▸ TEXT TO READ

If you set the default timeout back to None, the attempt to
connect *does* return WSAECONNREFUSED on Windows.
But for whatever reason, the Windows implementation of
sockets appears to turn that into WSAEWOULDBLOCK if (and
only if) the socket is in non-blocking mode.
The problem then is trying to guess some way to figure out
whether WSAEWOULDBLOCK on a Windows non-blocking
socket connect *means* "there's no chance this will ever
succeed" or "I can't connect immediately, but maybe I can
later". It appears to mean both things <grrrrr>.
Note this:
>>> s = socket.socket()
>>> s.setblocking(0)
>>> s.connect(("www.python.org", 9999))
Traceback (most recent call last):
File "<stdin>", line 1, in ?
File "<string>", line 1, in connect
socket.error: (10035, 'The socket operation could not
complete without blocking')
Now at this point, the code essentially does this:
>>> select.select([], [s], [], 10.0)
([], [], [])
>>>
and select waits 10 seconds before returning.

▸ RECORD EXCERPTS
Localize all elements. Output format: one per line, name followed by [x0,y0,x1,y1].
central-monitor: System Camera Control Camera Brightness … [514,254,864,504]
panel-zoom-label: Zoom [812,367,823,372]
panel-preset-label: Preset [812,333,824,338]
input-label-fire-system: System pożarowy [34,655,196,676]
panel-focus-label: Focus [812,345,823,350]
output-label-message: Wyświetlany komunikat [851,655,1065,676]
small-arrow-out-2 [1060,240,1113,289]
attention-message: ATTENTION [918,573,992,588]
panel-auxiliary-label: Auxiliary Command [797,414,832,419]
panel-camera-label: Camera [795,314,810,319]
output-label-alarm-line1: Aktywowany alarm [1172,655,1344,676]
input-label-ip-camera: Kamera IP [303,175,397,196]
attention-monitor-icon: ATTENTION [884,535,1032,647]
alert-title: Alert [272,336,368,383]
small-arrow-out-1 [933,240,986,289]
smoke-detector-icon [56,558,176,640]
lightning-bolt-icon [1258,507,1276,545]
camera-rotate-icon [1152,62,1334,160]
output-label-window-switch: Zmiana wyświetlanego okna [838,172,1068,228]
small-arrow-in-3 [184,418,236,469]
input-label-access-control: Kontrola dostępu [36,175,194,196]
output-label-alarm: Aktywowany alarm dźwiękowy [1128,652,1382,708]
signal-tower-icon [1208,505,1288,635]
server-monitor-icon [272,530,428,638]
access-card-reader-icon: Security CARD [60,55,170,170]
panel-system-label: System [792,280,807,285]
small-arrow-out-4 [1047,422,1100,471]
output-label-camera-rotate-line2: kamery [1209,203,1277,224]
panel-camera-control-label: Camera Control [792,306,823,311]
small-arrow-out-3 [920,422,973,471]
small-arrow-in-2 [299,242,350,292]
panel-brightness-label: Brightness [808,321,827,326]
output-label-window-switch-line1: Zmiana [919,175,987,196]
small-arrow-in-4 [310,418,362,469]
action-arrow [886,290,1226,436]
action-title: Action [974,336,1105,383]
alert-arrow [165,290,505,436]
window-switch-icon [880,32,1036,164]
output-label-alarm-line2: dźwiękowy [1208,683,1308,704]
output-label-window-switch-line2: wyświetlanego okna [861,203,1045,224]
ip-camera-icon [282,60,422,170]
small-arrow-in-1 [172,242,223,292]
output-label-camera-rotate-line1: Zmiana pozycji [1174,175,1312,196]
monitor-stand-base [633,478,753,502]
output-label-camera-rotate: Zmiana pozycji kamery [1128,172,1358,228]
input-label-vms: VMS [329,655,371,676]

▸ WHAT YOU WILL DO
**a.** Decide whether each statement agrees with the Windows sockets text: (i) with the default timeout set back to None, the connect attempt returns WSAECONNREFUSED on Windows; (ii) Windows turns the refusal into WSAEWOULDBLOCK only when the socket is in blocking mode; (iii) the select call returns immediately. Answer yes or no for each and quote the deciding words of the text.
**b.** Copy the stretch of the Windows sockets text from "The problem then" through "line 1, in ?".
**c.** Write what comes next in the Windows sockets text, picking up after its last sentence.
The data comes from a different source than the text.

▸ THE RESULTS
**a.**
(i) Yes: "If you set the default timeout back to None, the attempt to connect *does* return WSAECONNREFUSED on Windows."
(ii) No: "if (and only if) the socket is in non-blocking mode"
(iii) No: "select waits 10 seconds before returning."

**b.**
The problem then is trying to guess some way to figure out
whether WSAEWOULDBLOCK on a Windows non-blocking
socket connect *means* "there's no chance this will ever
succeed" or "I can't connect immediately, but maybe I can
later". It appears to mean both things <grrrrr>.
Note this:
>>> s = socket.socket()
>>> s.setblocking(0)
>>> s.connect(("www.python.org", 9999))
Traceback (most recent call last):
File "<stdin>", line 1, in ?

**c.**
However, if we do this instead (I'm adding a non-
empty "error/exception" list argument):
>>> select.select([], [s], [s], 10.0)
([], [], [<socket._socketobject object at 0x008EBA80>])
>>>
then it returns immediately, with the socket in the exception
list.
So that's a clue. How can we tell *what* error occurred?
Hmm. For the exception list, MS select docs say a socket will
appear there when:
"If processing a connect call (nonblocking), connection
attempt failed "
So the behavior so far matches the docs. Later it says
"""
If a socket is processing a connect call (nonblocking), failure
of the connect attempt is indicated in exceptfds (application
must then call getsockopt SO_ERROR to determine the error
value to describe why the failure occurred). This document
does not define which other errors will be included.
"""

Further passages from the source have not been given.